Chart and figure data
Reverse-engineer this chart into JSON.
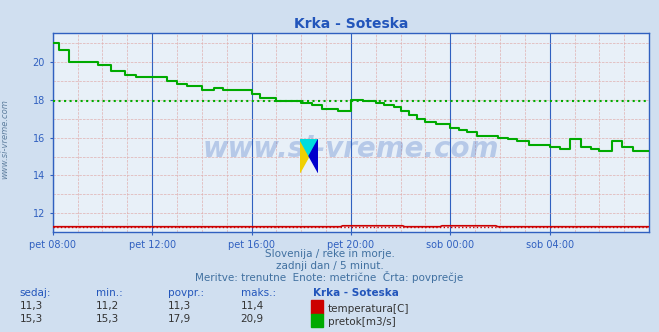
{
  "title": "Krka - Soteska",
  "bg_color": "#d0dff0",
  "plot_bg_color": "#e8f0f8",
  "x_min": 0,
  "x_max": 288,
  "y_min": 11,
  "y_max": 21.5,
  "y_ticks": [
    12,
    14,
    16,
    18,
    20
  ],
  "x_tick_labels": [
    "pet 08:00",
    "pet 12:00",
    "pet 16:00",
    "pet 20:00",
    "sob 00:00",
    "sob 04:00"
  ],
  "x_tick_positions": [
    0,
    48,
    96,
    144,
    192,
    240
  ],
  "avg_temp": 11.3,
  "avg_pretok": 17.9,
  "temp_color": "#cc0000",
  "pretok_color": "#00aa00",
  "watermark_text": "www.si-vreme.com",
  "subtitle1": "Slovenija / reke in morje.",
  "subtitle2": "zadnji dan / 5 minut.",
  "subtitle3": "Meritve: trenutne  Enote: metrične  Črta: povprečje",
  "table_headers": [
    "sedaj:",
    "min.:",
    "povpr.:",
    "maks.:",
    "Krka - Soteska"
  ],
  "row1": [
    "11,3",
    "11,2",
    "11,3",
    "11,4"
  ],
  "row2": [
    "15,3",
    "15,3",
    "17,9",
    "20,9"
  ],
  "row1_label": "temperatura[C]",
  "row2_label": "pretok[m3/s]",
  "left_label": "www.si-vreme.com",
  "axis_color": "#3060c0",
  "tick_color": "#3060c0",
  "title_color": "#2255bb",
  "subtitle_color": "#4070a0",
  "table_header_color": "#2255bb",
  "table_val_color": "#333333"
}
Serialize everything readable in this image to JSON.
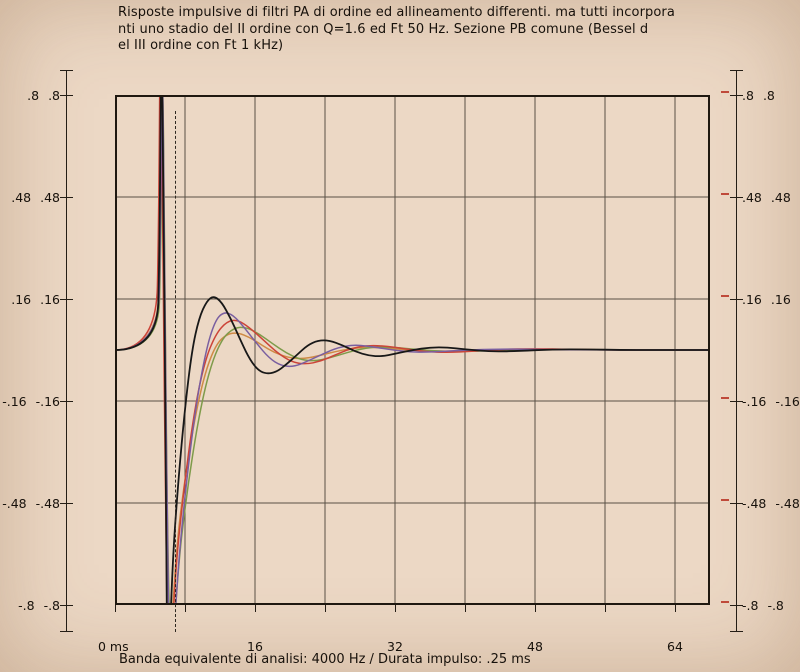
{
  "page": {
    "title_lines": [
      "Risposte impulsive di filtri PA di ordine ed allineamento differenti. ma tutti incorpora",
      "nti uno stadio del II ordine con Q=1.6 ed Ft 50 Hz. Sezione PB comune (Bessel d",
      "el III ordine con Ft 1 kHz)"
    ],
    "footer_caption": "Banda equivalente di analisi: 4000 Hz / Durata impulso: .25 ms"
  },
  "axes": {
    "y_labels": [
      ".8",
      ".48",
      ".16",
      "-.16",
      "-.48",
      "-.8"
    ],
    "x_labels": [
      "0 ms",
      "16",
      "32",
      "48",
      "64"
    ]
  },
  "chart_data": {
    "type": "line",
    "title": "Risposte impulsive di filtri PA di ordine ed allineamento differenti, ma tutti incorporanti uno stadio del II ordine con Q=1.6 ed Ft 50 Hz. Sezione PB comune (Bessel del III ordine con Ft 1 kHz)",
    "xlabel": "ms",
    "ylabel": "",
    "x_range": [
      0,
      68
    ],
    "y_range": [
      -0.8,
      0.8
    ],
    "x_tick_values": [
      0,
      16,
      32,
      48,
      64
    ],
    "y_tick_values": [
      0.8,
      0.48,
      0.16,
      -0.16,
      -0.48,
      -0.8
    ],
    "x_grid_step": 8,
    "y_grid_values": [
      0.48,
      0.16,
      -0.16,
      -0.48
    ],
    "grid": true,
    "legend": "none",
    "cursor_ms": 6.9,
    "series": [
      {
        "name": "orange",
        "color": "#cf8a45",
        "width": 1.5,
        "points": [
          [
            0,
            0
          ],
          [
            4.85,
            0
          ],
          [
            5.15,
            0.35
          ],
          [
            5.35,
            1.0
          ],
          [
            5.65,
            0.05
          ],
          [
            5.95,
            -0.55
          ],
          [
            6.25,
            -0.98
          ],
          [
            7,
            -0.62
          ],
          [
            8,
            -0.4
          ],
          [
            9.2,
            -0.2
          ],
          [
            10.4,
            -0.06
          ],
          [
            11.6,
            0.02
          ],
          [
            12.8,
            0.05
          ],
          [
            14,
            0.055
          ],
          [
            15.4,
            0.04
          ],
          [
            16.8,
            0.015
          ],
          [
            18.2,
            -0.008
          ],
          [
            19.8,
            -0.024
          ],
          [
            21.4,
            -0.028
          ],
          [
            23,
            -0.02
          ],
          [
            25,
            -0.006
          ],
          [
            27,
            0.005
          ],
          [
            29,
            0.009
          ],
          [
            31,
            0.006
          ],
          [
            33.5,
            0
          ],
          [
            36.5,
            -0.004
          ],
          [
            40,
            -0.003
          ],
          [
            44,
            0.001
          ],
          [
            48,
            0.002
          ],
          [
            53,
            0.001
          ],
          [
            60,
            0
          ],
          [
            68,
            0
          ]
        ]
      },
      {
        "name": "green",
        "color": "#7e9b4a",
        "width": 1.5,
        "points": [
          [
            0,
            0
          ],
          [
            4.9,
            0
          ],
          [
            5.25,
            0.3
          ],
          [
            5.45,
            1.0
          ],
          [
            5.75,
            0
          ],
          [
            6.05,
            -0.65
          ],
          [
            6.4,
            -1.05
          ],
          [
            7.2,
            -0.68
          ],
          [
            8.2,
            -0.45
          ],
          [
            9.5,
            -0.22
          ],
          [
            10.8,
            -0.06
          ],
          [
            12.2,
            0.035
          ],
          [
            13.6,
            0.07
          ],
          [
            15,
            0.072
          ],
          [
            16.5,
            0.05
          ],
          [
            18,
            0.02
          ],
          [
            19.6,
            -0.01
          ],
          [
            21.2,
            -0.03
          ],
          [
            22.8,
            -0.035
          ],
          [
            24.5,
            -0.025
          ],
          [
            26.5,
            -0.008
          ],
          [
            28.5,
            0.006
          ],
          [
            30.5,
            0.01
          ],
          [
            32.5,
            0.007
          ],
          [
            35,
            0
          ],
          [
            38,
            -0.005
          ],
          [
            41,
            -0.004
          ],
          [
            45,
            0.001
          ],
          [
            49,
            0.003
          ],
          [
            54,
            0.001
          ],
          [
            60,
            0
          ],
          [
            68,
            0
          ]
        ]
      },
      {
        "name": "red",
        "color": "#cc4438",
        "width": 1.5,
        "points": [
          [
            0,
            0
          ],
          [
            4.7,
            0
          ],
          [
            5,
            0.4
          ],
          [
            5.2,
            1.15
          ],
          [
            5.5,
            0.2
          ],
          [
            5.8,
            -0.5
          ],
          [
            6.1,
            -1.2
          ],
          [
            6.8,
            -0.72
          ],
          [
            7.8,
            -0.45
          ],
          [
            9,
            -0.2
          ],
          [
            10.2,
            -0.04
          ],
          [
            11.5,
            0.05
          ],
          [
            12.8,
            0.09
          ],
          [
            14,
            0.095
          ],
          [
            15.4,
            0.07
          ],
          [
            17,
            0.03
          ],
          [
            18.6,
            -0.01
          ],
          [
            20.2,
            -0.038
          ],
          [
            21.8,
            -0.045
          ],
          [
            23.5,
            -0.035
          ],
          [
            25.2,
            -0.015
          ],
          [
            27,
            0.005
          ],
          [
            29,
            0.015
          ],
          [
            31,
            0.012
          ],
          [
            33,
            0.004
          ],
          [
            35.5,
            -0.005
          ],
          [
            38,
            -0.008
          ],
          [
            41,
            -0.004
          ],
          [
            44,
            0.002
          ],
          [
            48,
            0.004
          ],
          [
            52,
            0.002
          ],
          [
            58,
            0
          ],
          [
            64,
            0
          ],
          [
            68,
            0
          ]
        ]
      },
      {
        "name": "violet",
        "color": "#7a5fa0",
        "width": 1.5,
        "points": [
          [
            0,
            0
          ],
          [
            4.9,
            0
          ],
          [
            5.2,
            0.35
          ],
          [
            5.4,
            1.05
          ],
          [
            5.7,
            0.1
          ],
          [
            6,
            -0.6
          ],
          [
            6.3,
            -1.15
          ],
          [
            7,
            -0.75
          ],
          [
            8,
            -0.45
          ],
          [
            9.2,
            -0.18
          ],
          [
            10.4,
            0
          ],
          [
            11.4,
            0.09
          ],
          [
            12.4,
            0.12
          ],
          [
            13.5,
            0.11
          ],
          [
            14.8,
            0.07
          ],
          [
            16.2,
            0.02
          ],
          [
            17.6,
            -0.025
          ],
          [
            19,
            -0.05
          ],
          [
            20.5,
            -0.052
          ],
          [
            22,
            -0.035
          ],
          [
            23.8,
            -0.012
          ],
          [
            25.5,
            0.008
          ],
          [
            27.2,
            0.016
          ],
          [
            29,
            0.012
          ],
          [
            31,
            0.003
          ],
          [
            33.5,
            -0.006
          ],
          [
            36,
            -0.007
          ],
          [
            39,
            -0.002
          ],
          [
            42,
            0.002
          ],
          [
            46,
            0.003
          ],
          [
            50,
            0.001
          ],
          [
            56,
            0
          ],
          [
            62,
            0
          ],
          [
            68,
            0
          ]
        ]
      },
      {
        "name": "black",
        "color": "#181818",
        "width": 1.8,
        "points": [
          [
            0,
            0
          ],
          [
            4.8,
            0
          ],
          [
            5.1,
            0.3
          ],
          [
            5.3,
            1.1
          ],
          [
            5.55,
            0.4
          ],
          [
            5.8,
            -0.3
          ],
          [
            6,
            -1.15
          ],
          [
            6.5,
            -0.7
          ],
          [
            7.2,
            -0.42
          ],
          [
            8,
            -0.18
          ],
          [
            8.8,
            0
          ],
          [
            9.6,
            0.1
          ],
          [
            10.5,
            0.155
          ],
          [
            11.3,
            0.17
          ],
          [
            12.2,
            0.15
          ],
          [
            13.2,
            0.1
          ],
          [
            14.2,
            0.04
          ],
          [
            15.2,
            -0.02
          ],
          [
            16.2,
            -0.06
          ],
          [
            17.2,
            -0.075
          ],
          [
            18.4,
            -0.07
          ],
          [
            19.6,
            -0.045
          ],
          [
            20.8,
            -0.015
          ],
          [
            22,
            0.015
          ],
          [
            23.2,
            0.03
          ],
          [
            24.5,
            0.03
          ],
          [
            26,
            0.015
          ],
          [
            27.5,
            -0.005
          ],
          [
            29,
            -0.018
          ],
          [
            30.5,
            -0.02
          ],
          [
            32,
            -0.012
          ],
          [
            34,
            0
          ],
          [
            36,
            0.008
          ],
          [
            38,
            0.008
          ],
          [
            40,
            0.002
          ],
          [
            43,
            -0.005
          ],
          [
            46,
            -0.003
          ],
          [
            50,
            0.002
          ],
          [
            54,
            0.002
          ],
          [
            58,
            0
          ],
          [
            62,
            0
          ],
          [
            68,
            0
          ]
        ]
      }
    ]
  }
}
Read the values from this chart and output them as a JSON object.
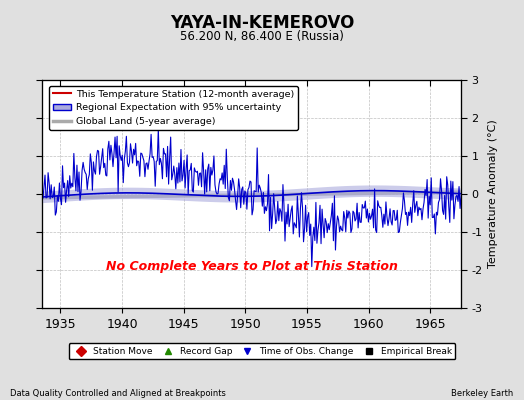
{
  "title": "YAYA-IN-KEMEROVO",
  "subtitle": "56.200 N, 86.400 E (Russia)",
  "ylabel": "Temperature Anomaly (°C)",
  "xlabel_note": "Data Quality Controlled and Aligned at Breakpoints",
  "source_note": "Berkeley Earth",
  "no_data_text": "No Complete Years to Plot at This Station",
  "xlim": [
    1933.5,
    1967.5
  ],
  "ylim": [
    -3,
    3
  ],
  "yticks": [
    -3,
    -2,
    -1,
    0,
    1,
    2,
    3
  ],
  "xticks": [
    1935,
    1940,
    1945,
    1950,
    1955,
    1960,
    1965
  ],
  "bg_color": "#e0e0e0",
  "plot_bg_color": "#ffffff",
  "regional_color": "#0000cc",
  "regional_fill_color": "#aaaadd",
  "station_color": "#cc0000",
  "global_color": "#aaaaaa",
  "seed": 42,
  "legend_entries": [
    {
      "label": "This Temperature Station (12-month average)",
      "color": "#cc0000",
      "lw": 1.5
    },
    {
      "label": "Regional Expectation with 95% uncertainty",
      "color": "#0000cc",
      "lw": 1.5
    },
    {
      "label": "Global Land (5-year average)",
      "color": "#aaaaaa",
      "lw": 2.5
    }
  ],
  "marker_legend": [
    {
      "label": "Station Move",
      "color": "#cc0000",
      "marker": "D"
    },
    {
      "label": "Record Gap",
      "color": "#228800",
      "marker": "^"
    },
    {
      "label": "Time of Obs. Change",
      "color": "#0000cc",
      "marker": "v"
    },
    {
      "label": "Empirical Break",
      "color": "#000000",
      "marker": "s"
    }
  ]
}
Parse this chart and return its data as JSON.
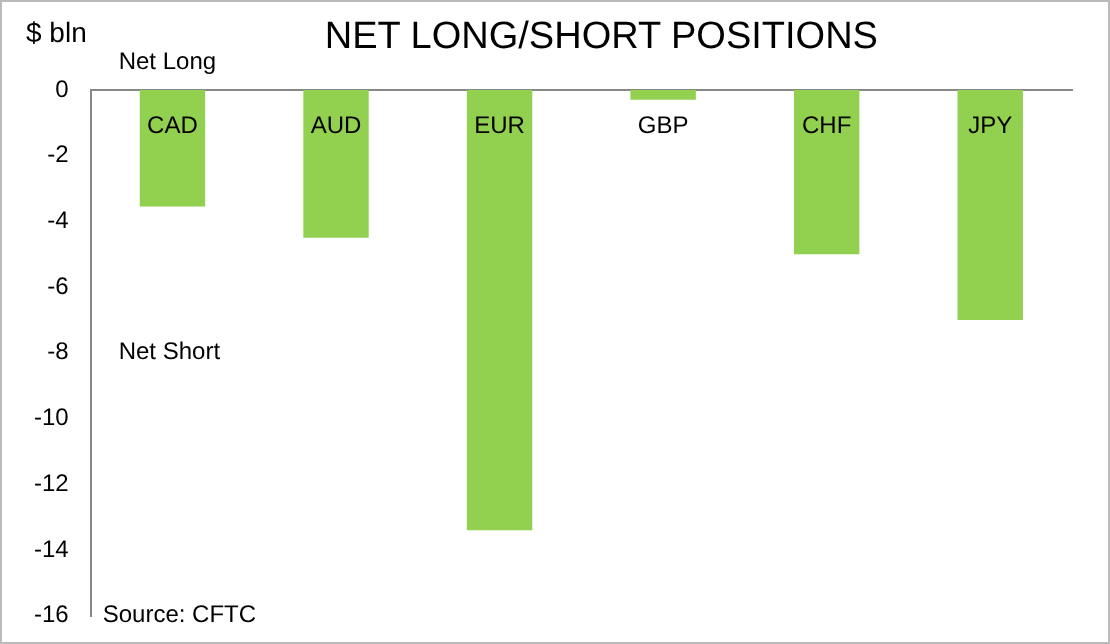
{
  "chart_data": {
    "type": "bar",
    "title": "NET LONG/SHORT POSITIONS",
    "ylabel": "$ bln",
    "categories": [
      "CAD",
      "AUD",
      "EUR",
      "GBP",
      "CHF",
      "JPY"
    ],
    "values": [
      -3.55,
      -4.5,
      -13.4,
      -0.3,
      -5.0,
      -7.0
    ],
    "color": "#92d050",
    "ylim": [
      -16,
      0
    ],
    "yticks": [
      -16,
      -14,
      -12,
      -10,
      -8,
      -6,
      -4,
      -2,
      0
    ],
    "grid": false,
    "legend": false,
    "annotations": [
      "Net Long",
      "Net Short",
      "Source: CFTC"
    ]
  }
}
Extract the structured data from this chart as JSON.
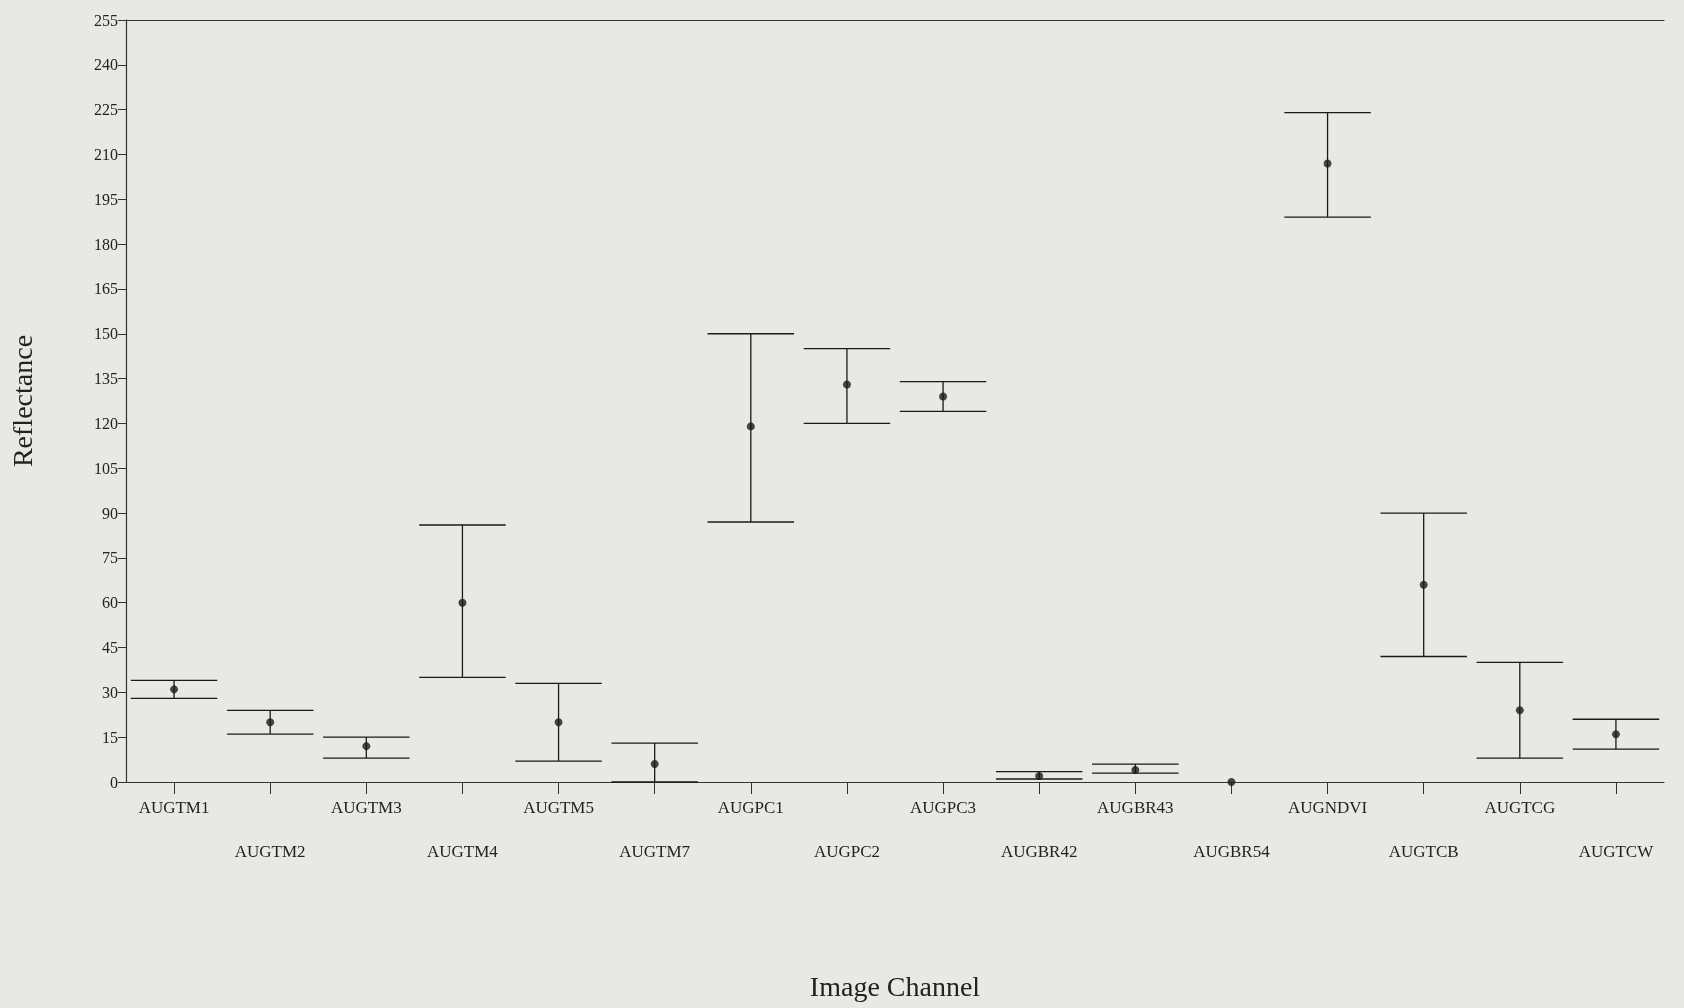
{
  "chart_data": {
    "type": "scatter",
    "xlabel": "Image Channel",
    "ylabel": "Reflectance",
    "categories": [
      "AUGTM1",
      "AUGTM2",
      "AUGTM3",
      "AUGTM4",
      "AUGTM5",
      "AUGTM7",
      "AUGPC1",
      "AUGPC2",
      "AUGPC3",
      "AUGBR42",
      "AUGBR43",
      "AUGBR54",
      "AUGNDVI",
      "AUGTCB",
      "AUGTCG",
      "AUGTCW"
    ],
    "values": [
      31,
      20,
      12,
      60,
      20,
      6,
      119,
      133,
      129,
      2,
      4,
      0,
      207,
      66,
      24,
      16
    ],
    "errors": [
      [
        28,
        34
      ],
      [
        16,
        24
      ],
      [
        8,
        15
      ],
      [
        35,
        86
      ],
      [
        7,
        33
      ],
      [
        0,
        13
      ],
      [
        87,
        150
      ],
      [
        120,
        145
      ],
      [
        124,
        134
      ],
      [
        1,
        3.5
      ],
      [
        3,
        6
      ],
      null,
      [
        189,
        224
      ],
      [
        42,
        90
      ],
      [
        8,
        40
      ],
      [
        11,
        21
      ]
    ],
    "color": "#1a1a1a",
    "marker": "circle",
    "grid": false,
    "ylim": [
      0,
      255
    ],
    "yticks": [
      0,
      15,
      30,
      45,
      60,
      75,
      90,
      105,
      120,
      135,
      150,
      165,
      180,
      195,
      210,
      225,
      240,
      255
    ]
  }
}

#### [What is asked]
Copy out each line of the records that holds the string "allineamento".

#### [Finished answer]
      "Risposte impulsive di filtri PA di ordine ed allineamento differenti. ma tutti incorpora",
    "title": "Risposte impulsive di filtri PA di ordine ed allineamento differenti, ma tutti incorporanti uno stadio del II ordine con Q=1.6 ed Ft 50 Hz. Sezione PB comune (Bessel del III ordine con Ft 1 kHz)",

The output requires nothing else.